### AIM OF THE TASK
Take the material and output all of it exactly.

### SUPPLIED DATA
* Start *

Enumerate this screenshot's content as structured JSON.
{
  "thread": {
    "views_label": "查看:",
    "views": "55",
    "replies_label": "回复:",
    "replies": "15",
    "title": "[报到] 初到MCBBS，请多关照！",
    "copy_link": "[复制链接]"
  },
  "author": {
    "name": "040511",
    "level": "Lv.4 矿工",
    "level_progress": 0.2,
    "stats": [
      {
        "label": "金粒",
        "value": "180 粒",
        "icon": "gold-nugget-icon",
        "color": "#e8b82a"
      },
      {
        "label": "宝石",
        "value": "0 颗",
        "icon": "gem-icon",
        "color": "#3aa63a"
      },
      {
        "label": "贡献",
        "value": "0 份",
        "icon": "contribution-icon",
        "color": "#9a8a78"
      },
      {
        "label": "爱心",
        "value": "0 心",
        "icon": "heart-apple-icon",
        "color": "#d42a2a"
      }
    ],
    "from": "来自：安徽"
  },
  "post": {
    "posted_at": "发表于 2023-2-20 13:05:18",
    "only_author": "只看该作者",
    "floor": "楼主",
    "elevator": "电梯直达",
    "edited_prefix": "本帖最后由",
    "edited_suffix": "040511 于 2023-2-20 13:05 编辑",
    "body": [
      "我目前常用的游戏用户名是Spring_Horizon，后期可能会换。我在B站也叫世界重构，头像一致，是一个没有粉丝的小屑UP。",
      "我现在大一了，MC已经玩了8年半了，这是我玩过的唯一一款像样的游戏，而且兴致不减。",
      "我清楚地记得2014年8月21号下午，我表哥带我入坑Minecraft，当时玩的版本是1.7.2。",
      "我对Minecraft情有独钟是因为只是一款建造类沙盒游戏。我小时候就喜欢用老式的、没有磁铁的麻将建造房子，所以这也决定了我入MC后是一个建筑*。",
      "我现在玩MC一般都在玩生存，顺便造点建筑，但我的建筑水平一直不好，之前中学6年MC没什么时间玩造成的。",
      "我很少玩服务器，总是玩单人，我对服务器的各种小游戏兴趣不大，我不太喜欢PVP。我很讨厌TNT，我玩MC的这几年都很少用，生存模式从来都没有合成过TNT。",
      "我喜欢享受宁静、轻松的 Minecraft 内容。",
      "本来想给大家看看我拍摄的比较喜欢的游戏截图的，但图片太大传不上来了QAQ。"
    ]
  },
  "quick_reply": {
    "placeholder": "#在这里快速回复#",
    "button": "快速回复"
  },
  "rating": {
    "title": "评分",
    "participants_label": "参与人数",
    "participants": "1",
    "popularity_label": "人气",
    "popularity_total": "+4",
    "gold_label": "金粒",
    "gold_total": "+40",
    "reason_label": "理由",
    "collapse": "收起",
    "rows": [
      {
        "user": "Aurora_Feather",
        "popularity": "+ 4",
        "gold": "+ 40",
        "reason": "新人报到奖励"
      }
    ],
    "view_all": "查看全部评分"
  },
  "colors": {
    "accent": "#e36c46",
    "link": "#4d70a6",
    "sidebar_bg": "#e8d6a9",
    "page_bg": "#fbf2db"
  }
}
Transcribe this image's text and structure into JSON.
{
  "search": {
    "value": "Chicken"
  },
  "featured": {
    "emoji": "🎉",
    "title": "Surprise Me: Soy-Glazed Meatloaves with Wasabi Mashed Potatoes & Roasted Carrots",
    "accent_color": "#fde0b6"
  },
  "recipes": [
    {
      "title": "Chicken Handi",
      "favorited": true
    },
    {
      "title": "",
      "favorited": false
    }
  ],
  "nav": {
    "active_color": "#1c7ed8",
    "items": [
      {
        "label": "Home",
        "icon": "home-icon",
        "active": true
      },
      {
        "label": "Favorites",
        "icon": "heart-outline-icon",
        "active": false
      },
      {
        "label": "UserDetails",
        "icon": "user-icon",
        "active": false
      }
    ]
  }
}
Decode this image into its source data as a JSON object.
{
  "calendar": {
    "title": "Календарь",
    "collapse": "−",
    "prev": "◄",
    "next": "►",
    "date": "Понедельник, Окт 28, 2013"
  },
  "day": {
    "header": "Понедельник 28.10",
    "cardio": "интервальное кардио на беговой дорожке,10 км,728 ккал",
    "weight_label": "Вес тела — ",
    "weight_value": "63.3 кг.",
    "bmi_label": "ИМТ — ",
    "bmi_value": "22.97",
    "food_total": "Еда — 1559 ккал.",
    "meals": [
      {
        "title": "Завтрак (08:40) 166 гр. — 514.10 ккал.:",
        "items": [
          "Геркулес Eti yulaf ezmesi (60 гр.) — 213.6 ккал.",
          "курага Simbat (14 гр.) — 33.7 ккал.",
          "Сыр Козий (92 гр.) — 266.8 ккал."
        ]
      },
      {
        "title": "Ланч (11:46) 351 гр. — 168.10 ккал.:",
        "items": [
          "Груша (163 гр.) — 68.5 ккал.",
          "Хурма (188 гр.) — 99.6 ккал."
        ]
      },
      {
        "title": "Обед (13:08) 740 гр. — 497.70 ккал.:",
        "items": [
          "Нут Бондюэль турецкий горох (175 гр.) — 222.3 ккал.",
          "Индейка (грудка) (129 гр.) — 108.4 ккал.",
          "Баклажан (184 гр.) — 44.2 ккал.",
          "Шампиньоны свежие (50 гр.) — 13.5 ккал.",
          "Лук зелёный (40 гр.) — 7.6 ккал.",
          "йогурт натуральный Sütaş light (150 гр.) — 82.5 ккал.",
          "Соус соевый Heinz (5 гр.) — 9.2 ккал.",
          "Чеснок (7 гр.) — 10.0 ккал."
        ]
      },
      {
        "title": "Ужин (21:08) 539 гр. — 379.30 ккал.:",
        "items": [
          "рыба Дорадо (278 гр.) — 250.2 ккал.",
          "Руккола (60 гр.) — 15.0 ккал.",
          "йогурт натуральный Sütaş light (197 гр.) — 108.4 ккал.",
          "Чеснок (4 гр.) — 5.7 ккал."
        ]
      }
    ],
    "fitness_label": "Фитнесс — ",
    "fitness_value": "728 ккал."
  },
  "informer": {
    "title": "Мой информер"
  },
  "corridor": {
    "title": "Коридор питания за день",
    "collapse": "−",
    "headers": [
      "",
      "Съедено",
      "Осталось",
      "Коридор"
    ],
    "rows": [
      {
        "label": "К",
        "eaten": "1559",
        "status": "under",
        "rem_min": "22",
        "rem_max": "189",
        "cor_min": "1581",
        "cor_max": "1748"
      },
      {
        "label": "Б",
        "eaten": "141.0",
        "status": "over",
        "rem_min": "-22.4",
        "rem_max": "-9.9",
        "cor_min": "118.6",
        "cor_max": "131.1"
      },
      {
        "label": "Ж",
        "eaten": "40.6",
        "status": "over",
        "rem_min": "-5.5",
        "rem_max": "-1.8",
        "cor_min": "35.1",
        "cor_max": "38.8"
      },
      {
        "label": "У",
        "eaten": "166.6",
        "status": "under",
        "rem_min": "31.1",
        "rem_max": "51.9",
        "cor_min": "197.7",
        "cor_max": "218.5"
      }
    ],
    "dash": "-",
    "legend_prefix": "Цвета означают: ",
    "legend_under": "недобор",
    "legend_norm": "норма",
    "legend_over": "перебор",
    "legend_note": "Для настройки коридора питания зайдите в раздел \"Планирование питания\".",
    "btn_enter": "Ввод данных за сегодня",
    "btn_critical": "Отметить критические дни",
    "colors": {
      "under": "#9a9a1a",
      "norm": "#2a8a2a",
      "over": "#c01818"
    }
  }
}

* End *

### REPLY TO THE EXERCISE
Enumerate this screenshot's content as structured JSON.
{
  "thread": {
    "views_label": "查看:",
    "views": "55",
    "replies_label": "回复:",
    "replies": "15",
    "title": "[报到] 初到MCBBS，请多关照！",
    "copy_link": "[复制链接]"
  },
  "author": {
    "name": "040511",
    "level": "Lv.4 矿工",
    "level_progress": 0.2,
    "stats": [
      {
        "label": "金粒",
        "value": "180 粒",
        "icon": "gold-nugget-icon",
        "color": "#e8b82a"
      },
      {
        "label": "宝石",
        "value": "0 颗",
        "icon": "gem-icon",
        "color": "#3aa63a"
      },
      {
        "label": "贡献",
        "value": "0 份",
        "icon": "contribution-icon",
        "color": "#9a8a78"
      },
      {
        "label": "爱心",
        "value": "0 心",
        "icon": "heart-apple-icon",
        "color": "#d42a2a"
      }
    ],
    "from": "来自：安徽"
  },
  "post": {
    "posted_at": "发表于 2023-2-20 13:05:18",
    "only_author": "只看该作者",
    "floor": "楼主",
    "elevator": "电梯直达",
    "edited_prefix": "本帖最后由",
    "edited_suffix": "040511 于 2023-2-20 13:05 编辑",
    "body": [
      "我目前常用的游戏用户名是Spring_Horizon，后期可能会换。我在B站也叫世界重构，头像一致，是一个没有粉丝的小屑UP。",
      "我现在大一了，MC已经玩了8年半了，这是我玩过的唯一一款像样的游戏，而且兴致不减。",
      "我清楚地记得2014年8月21号下午，我表哥带我入坑Minecraft，当时玩的版本是1.7.2。",
      "我对Minecraft情有独钟是因为只是一款建造类沙盒游戏。我小时候就喜欢用老式的、没有磁铁的麻将建造房子，所以这也决定了我入MC后是一个建筑*。",
      "我现在玩MC一般都在玩生存，顺便造点建筑，但我的建筑水平一直不好，之前中学6年MC没什么时间玩造成的。",
      "我很少玩服务器，总是玩单人，我对服务器的各种小游戏兴趣不大，我不太喜欢PVP。我很讨厌TNT，我玩MC的这几年都很少用，生存模式从来都没有合成过TNT。",
      "我喜欢享受宁静、轻松的 Minecraft 内容。",
      "本来想给大家看看我拍摄的比较喜欢的游戏截图的，但图片太大传不上来了QAQ。"
    ]
  },
  "quick_reply": {
    "placeholder": "#在这里快速回复#",
    "button": "快速回复"
  },
  "rating": {
    "title": "评分",
    "participants_label": "参与人数",
    "participants": "1",
    "popularity_label": "人气",
    "popularity_total": "+4",
    "gold_label": "金粒",
    "gold_total": "+40",
    "reason_label": "理由",
    "collapse": "收起",
    "rows": [
      {
        "user": "Aurora_Feather",
        "popularity": "+ 4",
        "gold": "+ 40",
        "reason": "新人报到奖励"
      }
    ],
    "view_all": "查看全部评分"
  },
  "colors": {
    "accent": "#e36c46",
    "link": "#4d70a6",
    "sidebar_bg": "#e8d6a9",
    "page_bg": "#fbf2db"
  }
}
Transcribe this image's text and structure into JSON.
{
  "search": {
    "value": "Chicken"
  },
  "featured": {
    "emoji": "🎉",
    "title": "Surprise Me: Soy-Glazed Meatloaves with Wasabi Mashed Potatoes & Roasted Carrots",
    "accent_color": "#fde0b6"
  },
  "recipes": [
    {
      "title": "Chicken Handi",
      "favorited": true
    },
    {
      "title": "",
      "favorited": false
    }
  ],
  "nav": {
    "active_color": "#1c7ed8",
    "items": [
      {
        "label": "Home",
        "icon": "home-icon",
        "active": true
      },
      {
        "label": "Favorites",
        "icon": "heart-outline-icon",
        "active": false
      },
      {
        "label": "UserDetails",
        "icon": "user-icon",
        "active": false
      }
    ]
  }
}
Decode this image into its source data as a JSON object.
{
  "calendar": {
    "title": "Календарь",
    "collapse": "−",
    "prev": "◄",
    "next": "►",
    "date": "Понедельник, Окт 28, 2013"
  },
  "day": {
    "header": "Понедельник 28.10",
    "cardio": "интервальное кардио на беговой дорожке,10 км,728 ккал",
    "weight_label": "Вес тела — ",
    "weight_value": "63.3 кг.",
    "bmi_label": "ИМТ — ",
    "bmi_value": "22.97",
    "food_total": "Еда — 1559 ккал.",
    "meals": [
      {
        "title": "Завтрак (08:40) 166 гр. — 514.10 ккал.:",
        "items": [
          "Геркулес Eti yulaf ezmesi (60 гр.) — 213.6 ккал.",
          "курага Simbat (14 гр.) — 33.7 ккал.",
          "Сыр Козий (92 гр.) — 266.8 ккал."
        ]
      },
      {
        "title": "Ланч (11:46) 351 гр. — 168.10 ккал.:",
        "items": [
          "Груша (163 гр.) — 68.5 ккал.",
          "Хурма (188 гр.) — 99.6 ккал."
        ]
      },
      {
        "title": "Обед (13:08) 740 гр. — 497.70 ккал.:",
        "items": [
          "Нут Бондюэль турецкий горох (175 гр.) — 222.3 ккал.",
          "Индейка (грудка) (129 гр.) — 108.4 ккал.",
          "Баклажан (184 гр.) — 44.2 ккал.",
          "Шампиньоны свежие (50 гр.) — 13.5 ккал.",
          "Лук зелёный (40 гр.) — 7.6 ккал.",
          "йогурт натуральный Sütaş light (150 гр.) — 82.5 ккал.",
          "Соус соевый Heinz (5 гр.) — 9.2 ккал.",
          "Чеснок (7 гр.) — 10.0 ккал."
        ]
      },
      {
        "title": "Ужин (21:08) 539 гр. — 379.30 ккал.:",
        "items": [
          "рыба Дорадо (278 гр.) — 250.2 ккал.",
          "Руккола (60 гр.) — 15.0 ккал.",
          "йогурт натуральный Sütaş light (197 гр.) — 108.4 ккал.",
          "Чеснок (4 гр.) — 5.7 ккал."
        ]
      }
    ],
    "fitness_label": "Фитнесс — ",
    "fitness_value": "728 ккал."
  },
  "informer": {
    "title": "Мой информер"
  },
  "corridor": {
    "title": "Коридор питания за день",
    "collapse": "−",
    "headers": [
      "",
      "Съедено",
      "Осталось",
      "Коридор"
    ],
    "rows": [
      {
        "label": "К",
        "eaten": "1559",
        "status": "under",
        "rem_min": "22",
        "rem_max": "189",
        "cor_min": "1581",
        "cor_max": "1748"
      },
      {
        "label": "Б",
        "eaten": "141.0",
        "status": "over",
        "rem_min": "-22.4",
        "rem_max": "-9.9",
        "cor_min": "118.6",
        "cor_max": "131.1"
      },
      {
        "label": "Ж",
        "eaten": "40.6",
        "status": "over",
        "rem_min": "-5.5",
        "rem_max": "-1.8",
        "cor_min": "35.1",
        "cor_max": "38.8"
      },
      {
        "label": "У",
        "eaten": "166.6",
        "status": "under",
        "rem_min": "31.1",
        "rem_max": "51.9",
        "cor_min": "197.7",
        "cor_max": "218.5"
      }
    ],
    "dash": "-",
    "legend_prefix": "Цвета означают: ",
    "legend_under": "недобор",
    "legend_norm": "норма",
    "legend_over": "перебор",
    "legend_note": "Для настройки коридора питания зайдите в раздел \"Планирование питания\".",
    "btn_enter": "Ввод данных за сегодня",
    "btn_critical": "Отметить критические дни",
    "colors": {
      "under": "#9a9a1a",
      "norm": "#2a8a2a",
      "over": "#c01818"
    }
  }
}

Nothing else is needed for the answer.